(Data items)
>> Begin

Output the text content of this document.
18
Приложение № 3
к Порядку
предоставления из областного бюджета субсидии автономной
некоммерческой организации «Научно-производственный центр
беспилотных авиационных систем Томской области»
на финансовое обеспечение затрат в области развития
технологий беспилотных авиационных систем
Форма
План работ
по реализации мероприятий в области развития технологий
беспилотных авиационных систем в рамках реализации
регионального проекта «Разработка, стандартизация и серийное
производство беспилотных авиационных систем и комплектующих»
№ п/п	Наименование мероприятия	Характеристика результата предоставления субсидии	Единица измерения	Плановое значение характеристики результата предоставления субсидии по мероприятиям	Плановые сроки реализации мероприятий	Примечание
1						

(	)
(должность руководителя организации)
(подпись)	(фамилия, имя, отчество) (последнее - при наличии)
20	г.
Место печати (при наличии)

>> End

WRITTEN EXERCISE: Extract every line above containing the word "технологий".

RESPONSE TO THE TASK:
технологий беспилотных авиационных систем
по реализации мероприятий в области развития технологий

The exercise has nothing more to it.